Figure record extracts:
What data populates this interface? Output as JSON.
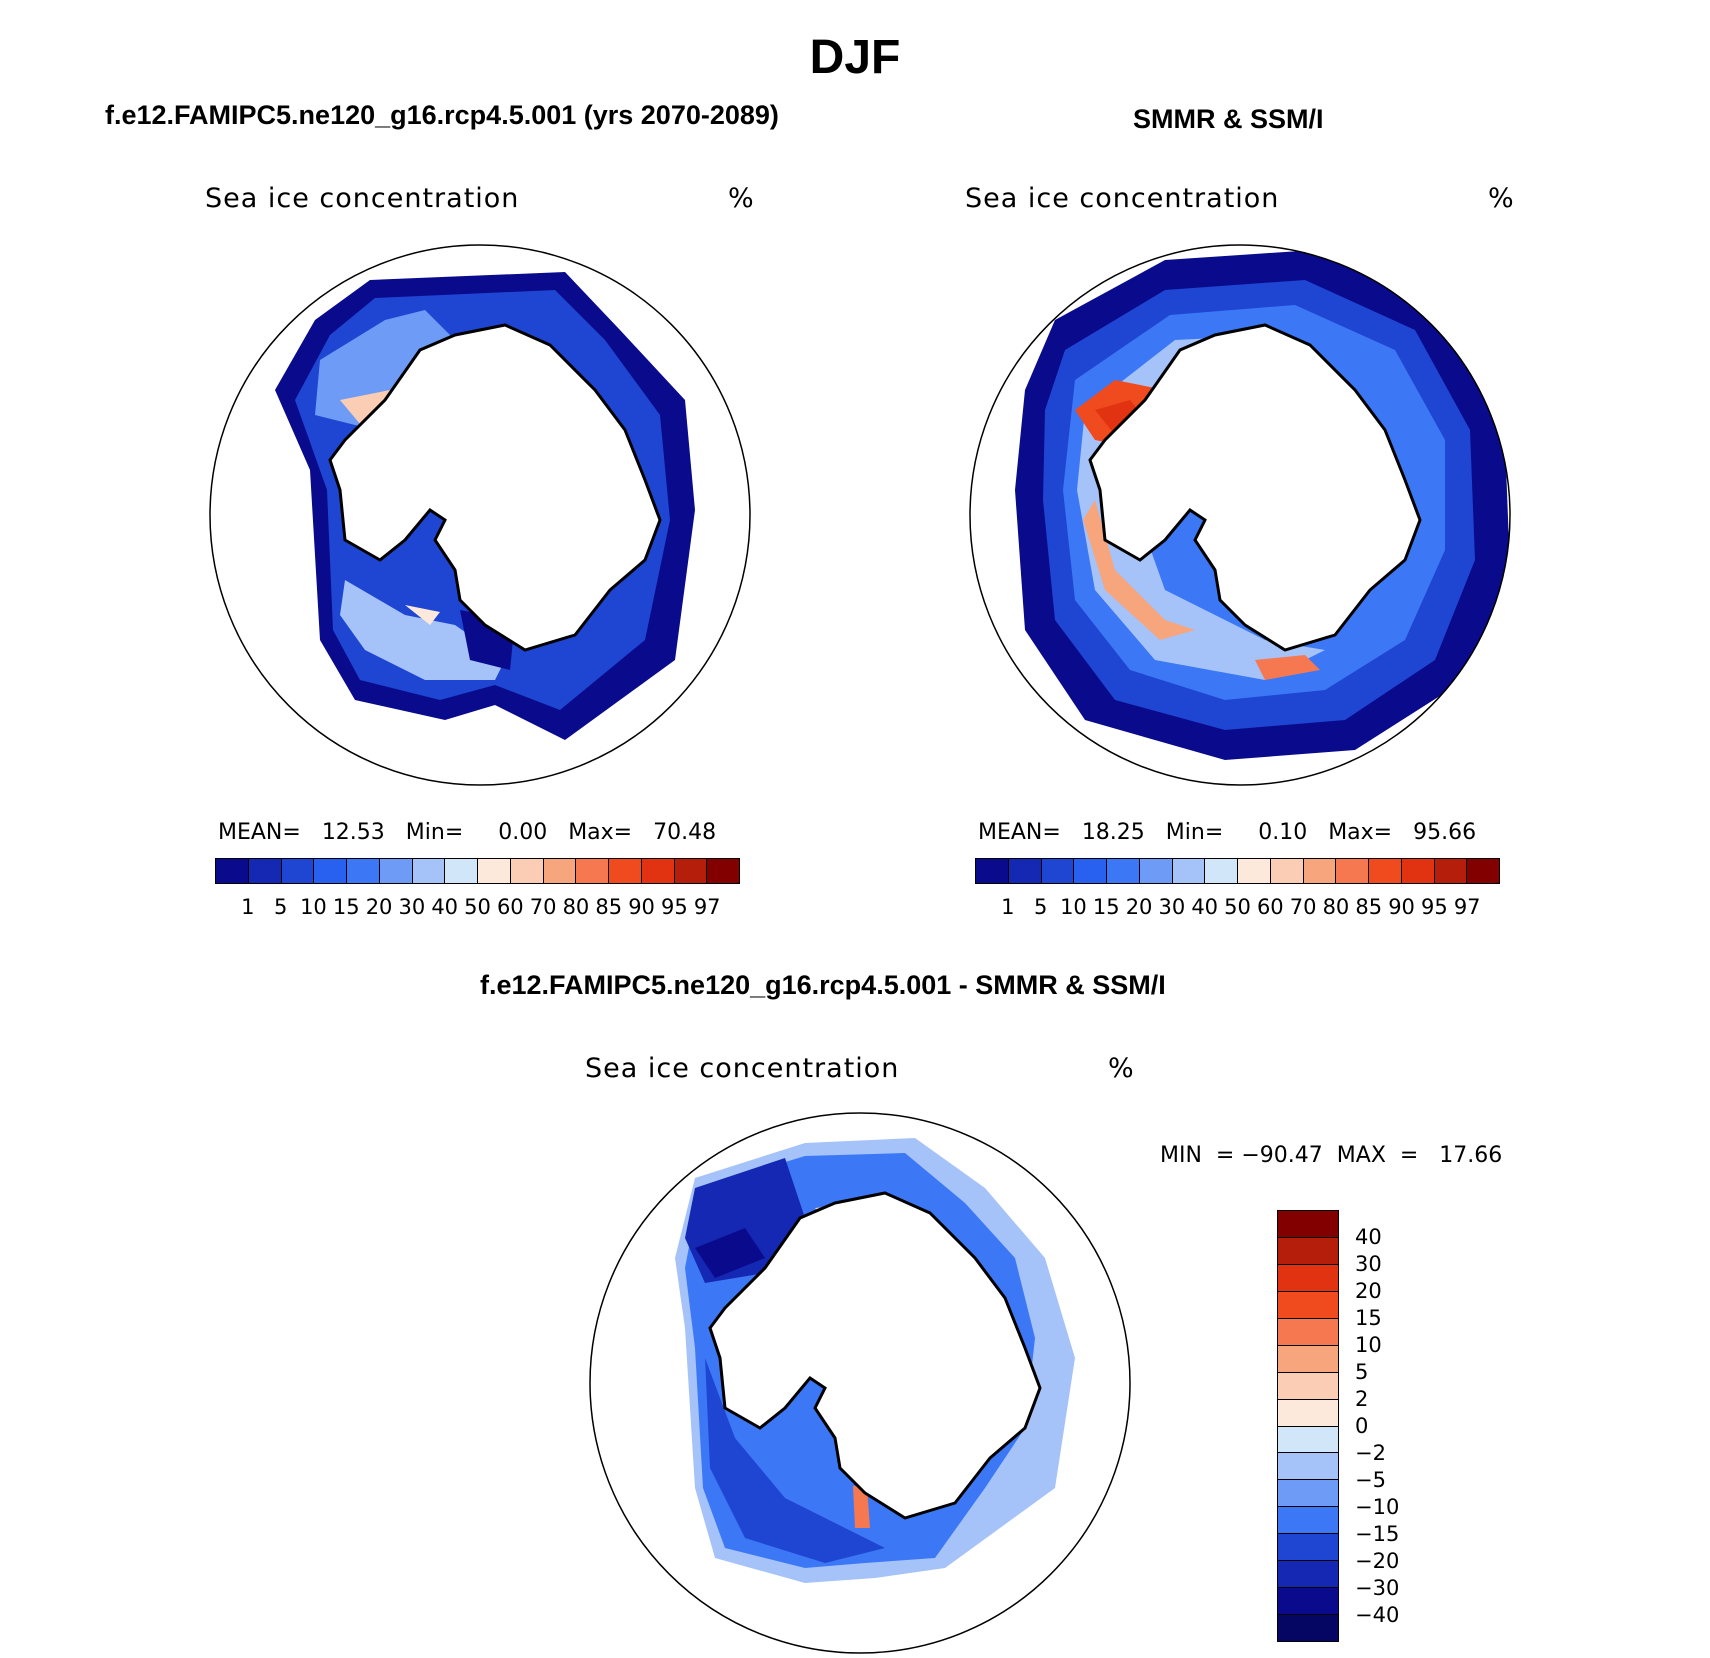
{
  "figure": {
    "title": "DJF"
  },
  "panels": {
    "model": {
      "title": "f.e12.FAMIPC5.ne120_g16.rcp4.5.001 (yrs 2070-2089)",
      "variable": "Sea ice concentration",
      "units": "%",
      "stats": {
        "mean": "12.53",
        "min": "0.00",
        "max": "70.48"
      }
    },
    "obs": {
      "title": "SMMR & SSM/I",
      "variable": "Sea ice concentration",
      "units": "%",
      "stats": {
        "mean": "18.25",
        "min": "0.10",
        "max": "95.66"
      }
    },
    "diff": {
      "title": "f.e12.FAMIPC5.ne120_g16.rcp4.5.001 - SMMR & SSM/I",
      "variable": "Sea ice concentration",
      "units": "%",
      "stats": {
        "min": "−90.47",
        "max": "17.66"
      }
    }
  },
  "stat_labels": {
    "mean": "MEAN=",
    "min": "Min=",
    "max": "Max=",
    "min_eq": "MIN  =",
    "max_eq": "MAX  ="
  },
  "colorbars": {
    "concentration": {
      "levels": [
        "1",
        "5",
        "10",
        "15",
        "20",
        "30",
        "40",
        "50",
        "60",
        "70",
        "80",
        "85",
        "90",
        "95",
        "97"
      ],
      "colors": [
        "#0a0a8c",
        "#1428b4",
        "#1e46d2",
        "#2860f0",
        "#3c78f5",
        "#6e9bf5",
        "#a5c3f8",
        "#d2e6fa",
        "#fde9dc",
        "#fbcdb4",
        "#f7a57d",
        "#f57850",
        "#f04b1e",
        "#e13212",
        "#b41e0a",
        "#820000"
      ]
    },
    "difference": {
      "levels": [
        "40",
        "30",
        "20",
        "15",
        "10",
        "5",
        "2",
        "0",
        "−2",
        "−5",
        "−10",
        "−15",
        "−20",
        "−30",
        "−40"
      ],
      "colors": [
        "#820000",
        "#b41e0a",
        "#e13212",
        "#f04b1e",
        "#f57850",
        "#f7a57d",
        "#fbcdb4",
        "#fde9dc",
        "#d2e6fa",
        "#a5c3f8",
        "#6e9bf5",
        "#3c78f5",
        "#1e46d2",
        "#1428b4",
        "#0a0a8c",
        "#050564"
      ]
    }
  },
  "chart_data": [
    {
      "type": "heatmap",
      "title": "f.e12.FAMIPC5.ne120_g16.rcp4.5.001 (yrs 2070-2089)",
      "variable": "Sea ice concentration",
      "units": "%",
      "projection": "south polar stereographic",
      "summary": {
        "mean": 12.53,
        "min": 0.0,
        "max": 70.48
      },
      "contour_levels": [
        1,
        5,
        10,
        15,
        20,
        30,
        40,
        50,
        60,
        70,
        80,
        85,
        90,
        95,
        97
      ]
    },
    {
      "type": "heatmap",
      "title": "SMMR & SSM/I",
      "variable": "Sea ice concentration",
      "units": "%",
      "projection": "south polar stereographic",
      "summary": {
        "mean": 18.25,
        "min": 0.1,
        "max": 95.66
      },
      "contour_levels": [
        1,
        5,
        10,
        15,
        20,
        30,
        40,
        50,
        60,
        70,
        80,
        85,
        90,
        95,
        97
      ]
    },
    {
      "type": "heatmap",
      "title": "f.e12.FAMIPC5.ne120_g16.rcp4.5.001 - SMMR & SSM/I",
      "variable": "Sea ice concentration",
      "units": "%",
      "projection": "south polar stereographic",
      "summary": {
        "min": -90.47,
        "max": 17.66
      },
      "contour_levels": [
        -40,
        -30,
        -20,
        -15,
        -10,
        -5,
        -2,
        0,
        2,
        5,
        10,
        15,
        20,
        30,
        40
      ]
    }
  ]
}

What is required:
From the entries above, output every line exactly and omit any image.

Finished exercise:
What data populates this interface? Output as JSON.
{
  "figure": {
    "title": "DJF"
  },
  "panels": {
    "model": {
      "title": "f.e12.FAMIPC5.ne120_g16.rcp4.5.001 (yrs 2070-2089)",
      "variable": "Sea ice concentration",
      "units": "%",
      "stats": {
        "mean": "12.53",
        "min": "0.00",
        "max": "70.48"
      }
    },
    "obs": {
      "title": "SMMR & SSM/I",
      "variable": "Sea ice concentration",
      "units": "%",
      "stats": {
        "mean": "18.25",
        "min": "0.10",
        "max": "95.66"
      }
    },
    "diff": {
      "title": "f.e12.FAMIPC5.ne120_g16.rcp4.5.001 - SMMR & SSM/I",
      "variable": "Sea ice concentration",
      "units": "%",
      "stats": {
        "min": "−90.47",
        "max": "17.66"
      }
    }
  },
  "stat_labels": {
    "mean": "MEAN=",
    "min": "Min=",
    "max": "Max=",
    "min_eq": "MIN  =",
    "max_eq": "MAX  ="
  },
  "colorbars": {
    "concentration": {
      "levels": [
        "1",
        "5",
        "10",
        "15",
        "20",
        "30",
        "40",
        "50",
        "60",
        "70",
        "80",
        "85",
        "90",
        "95",
        "97"
      ],
      "colors": [
        "#0a0a8c",
        "#1428b4",
        "#1e46d2",
        "#2860f0",
        "#3c78f5",
        "#6e9bf5",
        "#a5c3f8",
        "#d2e6fa",
        "#fde9dc",
        "#fbcdb4",
        "#f7a57d",
        "#f57850",
        "#f04b1e",
        "#e13212",
        "#b41e0a",
        "#820000"
      ]
    },
    "difference": {
      "levels": [
        "40",
        "30",
        "20",
        "15",
        "10",
        "5",
        "2",
        "0",
        "−2",
        "−5",
        "−10",
        "−15",
        "−20",
        "−30",
        "−40"
      ],
      "colors": [
        "#820000",
        "#b41e0a",
        "#e13212",
        "#f04b1e",
        "#f57850",
        "#f7a57d",
        "#fbcdb4",
        "#fde9dc",
        "#d2e6fa",
        "#a5c3f8",
        "#6e9bf5",
        "#3c78f5",
        "#1e46d2",
        "#1428b4",
        "#0a0a8c",
        "#050564"
      ]
    }
  },
  "chart_data": [
    {
      "type": "heatmap",
      "title": "f.e12.FAMIPC5.ne120_g16.rcp4.5.001 (yrs 2070-2089)",
      "variable": "Sea ice concentration",
      "units": "%",
      "projection": "south polar stereographic",
      "summary": {
        "mean": 12.53,
        "min": 0.0,
        "max": 70.48
      },
      "contour_levels": [
        1,
        5,
        10,
        15,
        20,
        30,
        40,
        50,
        60,
        70,
        80,
        85,
        90,
        95,
        97
      ]
    },
    {
      "type": "heatmap",
      "title": "SMMR & SSM/I",
      "variable": "Sea ice concentration",
      "units": "%",
      "projection": "south polar stereographic",
      "summary": {
        "mean": 18.25,
        "min": 0.1,
        "max": 95.66
      },
      "contour_levels": [
        1,
        5,
        10,
        15,
        20,
        30,
        40,
        50,
        60,
        70,
        80,
        85,
        90,
        95,
        97
      ]
    },
    {
      "type": "heatmap",
      "title": "f.e12.FAMIPC5.ne120_g16.rcp4.5.001 - SMMR & SSM/I",
      "variable": "Sea ice concentration",
      "units": "%",
      "projection": "south polar stereographic",
      "summary": {
        "min": -90.47,
        "max": 17.66
      },
      "contour_levels": [
        -40,
        -30,
        -20,
        -15,
        -10,
        -5,
        -2,
        0,
        2,
        5,
        10,
        15,
        20,
        30,
        40
      ]
    }
  ]
}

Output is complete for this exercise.